— start SUPPLIED MATERIAL —
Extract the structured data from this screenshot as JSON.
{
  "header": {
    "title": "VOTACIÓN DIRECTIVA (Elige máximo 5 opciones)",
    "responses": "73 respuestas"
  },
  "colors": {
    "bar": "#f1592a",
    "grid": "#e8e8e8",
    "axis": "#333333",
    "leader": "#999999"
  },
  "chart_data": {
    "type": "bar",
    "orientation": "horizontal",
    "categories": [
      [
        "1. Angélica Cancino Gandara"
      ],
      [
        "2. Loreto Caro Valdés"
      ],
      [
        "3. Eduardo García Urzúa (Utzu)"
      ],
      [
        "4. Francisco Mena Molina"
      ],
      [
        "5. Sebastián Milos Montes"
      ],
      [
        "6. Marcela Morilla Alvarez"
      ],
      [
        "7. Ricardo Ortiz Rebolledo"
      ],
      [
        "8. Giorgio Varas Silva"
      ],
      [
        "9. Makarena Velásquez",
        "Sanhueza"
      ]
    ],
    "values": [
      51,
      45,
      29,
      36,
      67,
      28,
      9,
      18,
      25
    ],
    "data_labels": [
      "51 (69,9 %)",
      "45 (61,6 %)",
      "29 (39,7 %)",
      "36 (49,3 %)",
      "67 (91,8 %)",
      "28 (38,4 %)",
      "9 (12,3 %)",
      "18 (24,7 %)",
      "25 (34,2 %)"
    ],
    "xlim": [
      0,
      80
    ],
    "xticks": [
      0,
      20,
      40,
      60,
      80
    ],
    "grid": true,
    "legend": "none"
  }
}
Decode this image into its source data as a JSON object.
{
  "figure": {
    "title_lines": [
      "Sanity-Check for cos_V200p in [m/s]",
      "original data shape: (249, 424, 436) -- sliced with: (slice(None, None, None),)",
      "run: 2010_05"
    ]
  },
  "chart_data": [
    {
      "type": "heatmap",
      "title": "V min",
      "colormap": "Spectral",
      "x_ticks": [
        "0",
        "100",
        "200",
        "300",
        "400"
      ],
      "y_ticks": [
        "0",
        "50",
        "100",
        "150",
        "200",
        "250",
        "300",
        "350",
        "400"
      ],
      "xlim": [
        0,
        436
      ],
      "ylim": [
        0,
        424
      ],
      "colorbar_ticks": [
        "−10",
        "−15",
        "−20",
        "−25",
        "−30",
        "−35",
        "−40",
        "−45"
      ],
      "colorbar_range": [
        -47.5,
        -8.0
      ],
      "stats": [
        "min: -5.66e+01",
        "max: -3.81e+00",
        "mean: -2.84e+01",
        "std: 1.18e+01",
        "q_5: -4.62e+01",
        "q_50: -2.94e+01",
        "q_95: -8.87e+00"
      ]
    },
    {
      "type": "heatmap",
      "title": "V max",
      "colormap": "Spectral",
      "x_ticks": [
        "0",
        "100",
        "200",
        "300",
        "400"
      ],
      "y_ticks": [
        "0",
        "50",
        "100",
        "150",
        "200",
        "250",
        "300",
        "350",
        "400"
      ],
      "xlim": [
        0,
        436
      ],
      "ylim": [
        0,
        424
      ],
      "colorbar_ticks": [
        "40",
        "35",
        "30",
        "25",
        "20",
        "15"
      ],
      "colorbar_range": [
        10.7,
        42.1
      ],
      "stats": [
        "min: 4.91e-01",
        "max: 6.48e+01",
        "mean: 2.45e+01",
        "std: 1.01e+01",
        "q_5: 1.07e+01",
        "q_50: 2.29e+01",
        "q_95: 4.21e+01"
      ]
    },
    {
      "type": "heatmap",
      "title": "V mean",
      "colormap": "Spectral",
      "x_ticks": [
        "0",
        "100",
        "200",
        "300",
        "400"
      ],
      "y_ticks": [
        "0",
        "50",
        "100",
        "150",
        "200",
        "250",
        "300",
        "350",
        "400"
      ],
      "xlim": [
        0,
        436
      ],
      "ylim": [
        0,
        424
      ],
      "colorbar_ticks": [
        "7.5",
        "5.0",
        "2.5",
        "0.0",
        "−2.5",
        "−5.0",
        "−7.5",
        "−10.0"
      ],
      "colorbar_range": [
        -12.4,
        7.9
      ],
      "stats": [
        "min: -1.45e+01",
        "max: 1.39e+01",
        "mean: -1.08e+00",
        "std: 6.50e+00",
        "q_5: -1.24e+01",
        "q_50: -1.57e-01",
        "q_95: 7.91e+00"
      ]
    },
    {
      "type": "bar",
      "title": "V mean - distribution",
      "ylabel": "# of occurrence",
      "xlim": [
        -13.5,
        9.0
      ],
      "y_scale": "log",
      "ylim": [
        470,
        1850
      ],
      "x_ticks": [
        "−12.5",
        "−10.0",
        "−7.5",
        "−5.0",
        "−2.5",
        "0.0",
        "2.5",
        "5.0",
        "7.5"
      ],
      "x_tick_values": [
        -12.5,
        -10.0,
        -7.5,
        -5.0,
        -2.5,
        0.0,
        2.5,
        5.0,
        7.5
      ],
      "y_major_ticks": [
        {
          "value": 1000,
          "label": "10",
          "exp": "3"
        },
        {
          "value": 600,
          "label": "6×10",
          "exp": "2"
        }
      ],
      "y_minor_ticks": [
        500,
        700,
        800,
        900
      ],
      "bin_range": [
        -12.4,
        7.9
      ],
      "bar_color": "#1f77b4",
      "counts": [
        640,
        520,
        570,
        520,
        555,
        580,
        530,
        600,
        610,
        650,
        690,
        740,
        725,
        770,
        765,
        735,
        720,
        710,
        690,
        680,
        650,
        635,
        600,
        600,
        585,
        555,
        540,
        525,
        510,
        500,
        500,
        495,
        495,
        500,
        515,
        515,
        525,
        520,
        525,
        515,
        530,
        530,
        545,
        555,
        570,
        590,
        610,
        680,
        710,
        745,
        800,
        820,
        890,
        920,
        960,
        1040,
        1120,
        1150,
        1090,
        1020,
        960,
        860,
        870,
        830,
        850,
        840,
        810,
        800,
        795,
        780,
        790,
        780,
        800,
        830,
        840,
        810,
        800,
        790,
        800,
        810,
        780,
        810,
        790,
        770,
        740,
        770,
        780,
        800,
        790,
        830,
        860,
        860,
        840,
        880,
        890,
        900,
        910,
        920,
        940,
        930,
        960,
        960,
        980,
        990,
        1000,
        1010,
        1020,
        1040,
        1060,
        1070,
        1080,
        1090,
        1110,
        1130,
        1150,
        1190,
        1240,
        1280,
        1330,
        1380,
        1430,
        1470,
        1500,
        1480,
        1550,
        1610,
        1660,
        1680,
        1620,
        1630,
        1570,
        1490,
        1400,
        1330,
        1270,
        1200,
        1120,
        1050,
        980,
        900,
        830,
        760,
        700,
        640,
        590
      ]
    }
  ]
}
— end SUPPLIED MATERIAL —
> **EXERCISE REQUIREMENTS**
Take the lines above and retype all of them exactly.

> **EXERCISE RESULT**
Extract the structured data from this screenshot as JSON.
{
  "header": {
    "title": "VOTACIÓN DIRECTIVA (Elige máximo 5 opciones)",
    "responses": "73 respuestas"
  },
  "colors": {
    "bar": "#f1592a",
    "grid": "#e8e8e8",
    "axis": "#333333",
    "leader": "#999999"
  },
  "chart_data": {
    "type": "bar",
    "orientation": "horizontal",
    "categories": [
      [
        "1. Angélica Cancino Gandara"
      ],
      [
        "2. Loreto Caro Valdés"
      ],
      [
        "3. Eduardo García Urzúa (Utzu)"
      ],
      [
        "4. Francisco Mena Molina"
      ],
      [
        "5. Sebastián Milos Montes"
      ],
      [
        "6. Marcela Morilla Alvarez"
      ],
      [
        "7. Ricardo Ortiz Rebolledo"
      ],
      [
        "8. Giorgio Varas Silva"
      ],
      [
        "9. Makarena Velásquez",
        "Sanhueza"
      ]
    ],
    "values": [
      51,
      45,
      29,
      36,
      67,
      28,
      9,
      18,
      25
    ],
    "data_labels": [
      "51 (69,9 %)",
      "45 (61,6 %)",
      "29 (39,7 %)",
      "36 (49,3 %)",
      "67 (91,8 %)",
      "28 (38,4 %)",
      "9 (12,3 %)",
      "18 (24,7 %)",
      "25 (34,2 %)"
    ],
    "xlim": [
      0,
      80
    ],
    "xticks": [
      0,
      20,
      40,
      60,
      80
    ],
    "grid": true,
    "legend": "none"
  }
}
Decode this image into its source data as a JSON object.
{
  "figure": {
    "title_lines": [
      "Sanity-Check for cos_V200p in [m/s]",
      "original data shape: (249, 424, 436) -- sliced with: (slice(None, None, None),)",
      "run: 2010_05"
    ]
  },
  "chart_data": [
    {
      "type": "heatmap",
      "title": "V min",
      "colormap": "Spectral",
      "x_ticks": [
        "0",
        "100",
        "200",
        "300",
        "400"
      ],
      "y_ticks": [
        "0",
        "50",
        "100",
        "150",
        "200",
        "250",
        "300",
        "350",
        "400"
      ],
      "xlim": [
        0,
        436
      ],
      "ylim": [
        0,
        424
      ],
      "colorbar_ticks": [
        "−10",
        "−15",
        "−20",
        "−25",
        "−30",
        "−35",
        "−40",
        "−45"
      ],
      "colorbar_range": [
        -47.5,
        -8.0
      ],
      "stats": [
        "min: -5.66e+01",
        "max: -3.81e+00",
        "mean: -2.84e+01",
        "std: 1.18e+01",
        "q_5: -4.62e+01",
        "q_50: -2.94e+01",
        "q_95: -8.87e+00"
      ]
    },
    {
      "type": "heatmap",
      "title": "V max",
      "colormap": "Spectral",
      "x_ticks": [
        "0",
        "100",
        "200",
        "300",
        "400"
      ],
      "y_ticks": [
        "0",
        "50",
        "100",
        "150",
        "200",
        "250",
        "300",
        "350",
        "400"
      ],
      "xlim": [
        0,
        436
      ],
      "ylim": [
        0,
        424
      ],
      "colorbar_ticks": [
        "40",
        "35",
        "30",
        "25",
        "20",
        "15"
      ],
      "colorbar_range": [
        10.7,
        42.1
      ],
      "stats": [
        "min: 4.91e-01",
        "max: 6.48e+01",
        "mean: 2.45e+01",
        "std: 1.01e+01",
        "q_5: 1.07e+01",
        "q_50: 2.29e+01",
        "q_95: 4.21e+01"
      ]
    },
    {
      "type": "heatmap",
      "title": "V mean",
      "colormap": "Spectral",
      "x_ticks": [
        "0",
        "100",
        "200",
        "300",
        "400"
      ],
      "y_ticks": [
        "0",
        "50",
        "100",
        "150",
        "200",
        "250",
        "300",
        "350",
        "400"
      ],
      "xlim": [
        0,
        436
      ],
      "ylim": [
        0,
        424
      ],
      "colorbar_ticks": [
        "7.5",
        "5.0",
        "2.5",
        "0.0",
        "−2.5",
        "−5.0",
        "−7.5",
        "−10.0"
      ],
      "colorbar_range": [
        -12.4,
        7.9
      ],
      "stats": [
        "min: -1.45e+01",
        "max: 1.39e+01",
        "mean: -1.08e+00",
        "std: 6.50e+00",
        "q_5: -1.24e+01",
        "q_50: -1.57e-01",
        "q_95: 7.91e+00"
      ]
    },
    {
      "type": "bar",
      "title": "V mean - distribution",
      "ylabel": "# of occurrence",
      "xlim": [
        -13.5,
        9.0
      ],
      "y_scale": "log",
      "ylim": [
        470,
        1850
      ],
      "x_ticks": [
        "−12.5",
        "−10.0",
        "−7.5",
        "−5.0",
        "−2.5",
        "0.0",
        "2.5",
        "5.0",
        "7.5"
      ],
      "x_tick_values": [
        -12.5,
        -10.0,
        -7.5,
        -5.0,
        -2.5,
        0.0,
        2.5,
        5.0,
        7.5
      ],
      "y_major_ticks": [
        {
          "value": 1000,
          "label": "10",
          "exp": "3"
        },
        {
          "value": 600,
          "label": "6×10",
          "exp": "2"
        }
      ],
      "y_minor_ticks": [
        500,
        700,
        800,
        900
      ],
      "bin_range": [
        -12.4,
        7.9
      ],
      "bar_color": "#1f77b4",
      "counts": [
        640,
        520,
        570,
        520,
        555,
        580,
        530,
        600,
        610,
        650,
        690,
        740,
        725,
        770,
        765,
        735,
        720,
        710,
        690,
        680,
        650,
        635,
        600,
        600,
        585,
        555,
        540,
        525,
        510,
        500,
        500,
        495,
        495,
        500,
        515,
        515,
        525,
        520,
        525,
        515,
        530,
        530,
        545,
        555,
        570,
        590,
        610,
        680,
        710,
        745,
        800,
        820,
        890,
        920,
        960,
        1040,
        1120,
        1150,
        1090,
        1020,
        960,
        860,
        870,
        830,
        850,
        840,
        810,
        800,
        795,
        780,
        790,
        780,
        800,
        830,
        840,
        810,
        800,
        790,
        800,
        810,
        780,
        810,
        790,
        770,
        740,
        770,
        780,
        800,
        790,
        830,
        860,
        860,
        840,
        880,
        890,
        900,
        910,
        920,
        940,
        930,
        960,
        960,
        980,
        990,
        1000,
        1010,
        1020,
        1040,
        1060,
        1070,
        1080,
        1090,
        1110,
        1130,
        1150,
        1190,
        1240,
        1280,
        1330,
        1380,
        1430,
        1470,
        1500,
        1480,
        1550,
        1610,
        1660,
        1680,
        1620,
        1630,
        1570,
        1490,
        1400,
        1330,
        1270,
        1200,
        1120,
        1050,
        980,
        900,
        830,
        760,
        700,
        640,
        590
      ]
    }
  ]
}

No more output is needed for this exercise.